◆ LISTED ENTRIES ◆
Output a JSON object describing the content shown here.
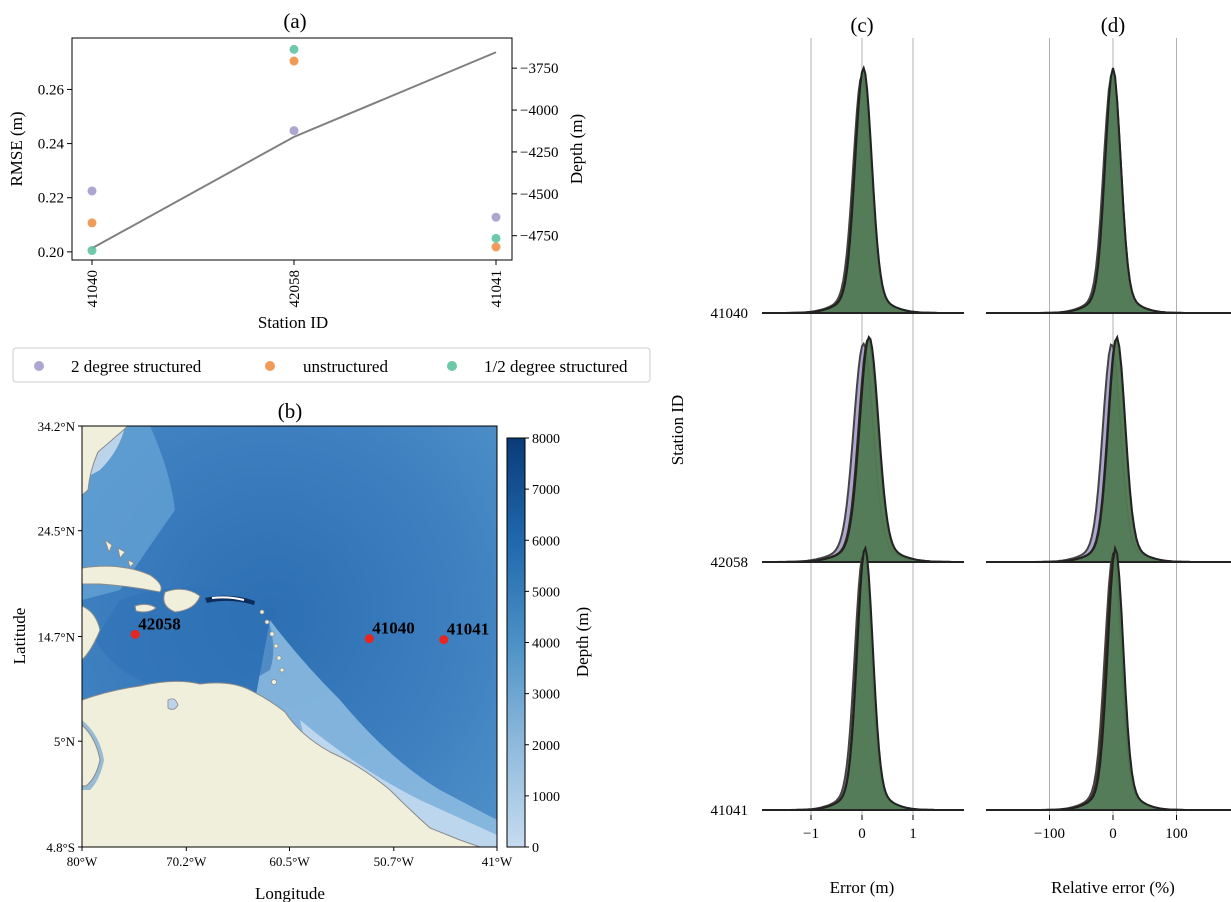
{
  "colors": {
    "two_degree": "#9e98c8",
    "unstructured": "#ee8a3c",
    "half_degree": "#55bf99",
    "depth_line": "#808080",
    "ocean_deep": "#0d3f7d",
    "ocean_shallow": "#c6dbef",
    "land": "#efefdc",
    "station_marker": "#e8251e",
    "ridge_fill": "#4e7c54",
    "ridge_edge": "#222222"
  },
  "legend": {
    "items": [
      {
        "label": "2 degree structured",
        "color": "#9e98c8"
      },
      {
        "label": "unstructured",
        "color": "#ee8a3c"
      },
      {
        "label": "1/2 degree structured",
        "color": "#55bf99"
      }
    ]
  },
  "chart_data": [
    {
      "panel": "(a)",
      "type": "scatter",
      "title": "(a)",
      "xlabel": "Station ID",
      "ylabel": "RMSE (m)",
      "y2label": "Depth (m)",
      "categories": [
        "41040",
        "42058",
        "41041"
      ],
      "ylim": [
        0.197,
        0.279
      ],
      "yticks": [
        "0.20",
        "0.22",
        "0.24",
        "0.26"
      ],
      "y2lim": [
        -4895,
        -3570
      ],
      "y2ticks": [
        "−4750",
        "−4500",
        "−4250",
        "−4000",
        "−3750"
      ],
      "series": [
        {
          "name": "2 degree structured",
          "values": [
            0.2225,
            0.2448,
            0.2128
          ]
        },
        {
          "name": "unstructured",
          "values": [
            0.2107,
            0.2705,
            0.2018
          ]
        },
        {
          "name": "1/2 degree structured",
          "values": [
            0.2005,
            0.2748,
            0.205
          ]
        }
      ],
      "depth_line": [
        -4825,
        -4160,
        -3655
      ]
    },
    {
      "panel": "(b)",
      "type": "heatmap",
      "title": "(b)",
      "xlabel": "Longitude",
      "ylabel": "Latitude",
      "xticks": [
        "80°W",
        "70.2°W",
        "60.5°W",
        "50.7°W",
        "41°W"
      ],
      "yticks": [
        "4.8°S",
        "5°N",
        "14.7°N",
        "24.5°N",
        "34.2°N"
      ],
      "colorbar_label": "Depth (m)",
      "colorbar_range": [
        0,
        8000
      ],
      "colorbar_ticks": [
        "0",
        "1000",
        "2000",
        "3000",
        "4000",
        "5000",
        "6000",
        "7000",
        "8000"
      ],
      "stations": [
        {
          "id": "42058",
          "lon": -75.0,
          "lat": 14.9
        },
        {
          "id": "41040",
          "lon": -53.0,
          "lat": 14.5
        },
        {
          "id": "41041",
          "lon": -46.0,
          "lat": 14.4
        }
      ]
    },
    {
      "panel": "(c)",
      "type": "area",
      "title": "(c)",
      "xlabel": "Error (m)",
      "ylabel": "Station ID",
      "xlim": [
        -2,
        2
      ],
      "xticks": [
        "−1",
        "0",
        "1"
      ],
      "rows": [
        "41040",
        "42058",
        "41041"
      ]
    },
    {
      "panel": "(d)",
      "type": "area",
      "title": "(d)",
      "xlabel": "Relative error (%)",
      "xlim": [
        -200,
        200
      ],
      "xticks": [
        "−100",
        "0",
        "100"
      ],
      "rows": [
        "41040",
        "42058",
        "41041"
      ]
    }
  ]
}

◆ THE PROBLEM ◆
Exclude the pictures, and transcribe all of the material exactly.

◆ OUTPUT FOR THIS EXERCISE ◆
Output a JSON object describing the content shown here.
{
  "colors": {
    "two_degree": "#9e98c8",
    "unstructured": "#ee8a3c",
    "half_degree": "#55bf99",
    "depth_line": "#808080",
    "ocean_deep": "#0d3f7d",
    "ocean_shallow": "#c6dbef",
    "land": "#efefdc",
    "station_marker": "#e8251e",
    "ridge_fill": "#4e7c54",
    "ridge_edge": "#222222"
  },
  "legend": {
    "items": [
      {
        "label": "2 degree structured",
        "color": "#9e98c8"
      },
      {
        "label": "unstructured",
        "color": "#ee8a3c"
      },
      {
        "label": "1/2 degree structured",
        "color": "#55bf99"
      }
    ]
  },
  "chart_data": [
    {
      "panel": "(a)",
      "type": "scatter",
      "title": "(a)",
      "xlabel": "Station ID",
      "ylabel": "RMSE (m)",
      "y2label": "Depth (m)",
      "categories": [
        "41040",
        "42058",
        "41041"
      ],
      "ylim": [
        0.197,
        0.279
      ],
      "yticks": [
        "0.20",
        "0.22",
        "0.24",
        "0.26"
      ],
      "y2lim": [
        -4895,
        -3570
      ],
      "y2ticks": [
        "−4750",
        "−4500",
        "−4250",
        "−4000",
        "−3750"
      ],
      "series": [
        {
          "name": "2 degree structured",
          "values": [
            0.2225,
            0.2448,
            0.2128
          ]
        },
        {
          "name": "unstructured",
          "values": [
            0.2107,
            0.2705,
            0.2018
          ]
        },
        {
          "name": "1/2 degree structured",
          "values": [
            0.2005,
            0.2748,
            0.205
          ]
        }
      ],
      "depth_line": [
        -4825,
        -4160,
        -3655
      ]
    },
    {
      "panel": "(b)",
      "type": "heatmap",
      "title": "(b)",
      "xlabel": "Longitude",
      "ylabel": "Latitude",
      "xticks": [
        "80°W",
        "70.2°W",
        "60.5°W",
        "50.7°W",
        "41°W"
      ],
      "yticks": [
        "4.8°S",
        "5°N",
        "14.7°N",
        "24.5°N",
        "34.2°N"
      ],
      "colorbar_label": "Depth (m)",
      "colorbar_range": [
        0,
        8000
      ],
      "colorbar_ticks": [
        "0",
        "1000",
        "2000",
        "3000",
        "4000",
        "5000",
        "6000",
        "7000",
        "8000"
      ],
      "stations": [
        {
          "id": "42058",
          "lon": -75.0,
          "lat": 14.9
        },
        {
          "id": "41040",
          "lon": -53.0,
          "lat": 14.5
        },
        {
          "id": "41041",
          "lon": -46.0,
          "lat": 14.4
        }
      ]
    },
    {
      "panel": "(c)",
      "type": "area",
      "title": "(c)",
      "xlabel": "Error (m)",
      "ylabel": "Station ID",
      "xlim": [
        -2,
        2
      ],
      "xticks": [
        "−1",
        "0",
        "1"
      ],
      "rows": [
        "41040",
        "42058",
        "41041"
      ]
    },
    {
      "panel": "(d)",
      "type": "area",
      "title": "(d)",
      "xlabel": "Relative error (%)",
      "xlim": [
        -200,
        200
      ],
      "xticks": [
        "−100",
        "0",
        "100"
      ],
      "rows": [
        "41040",
        "42058",
        "41041"
      ]
    }
  ]
}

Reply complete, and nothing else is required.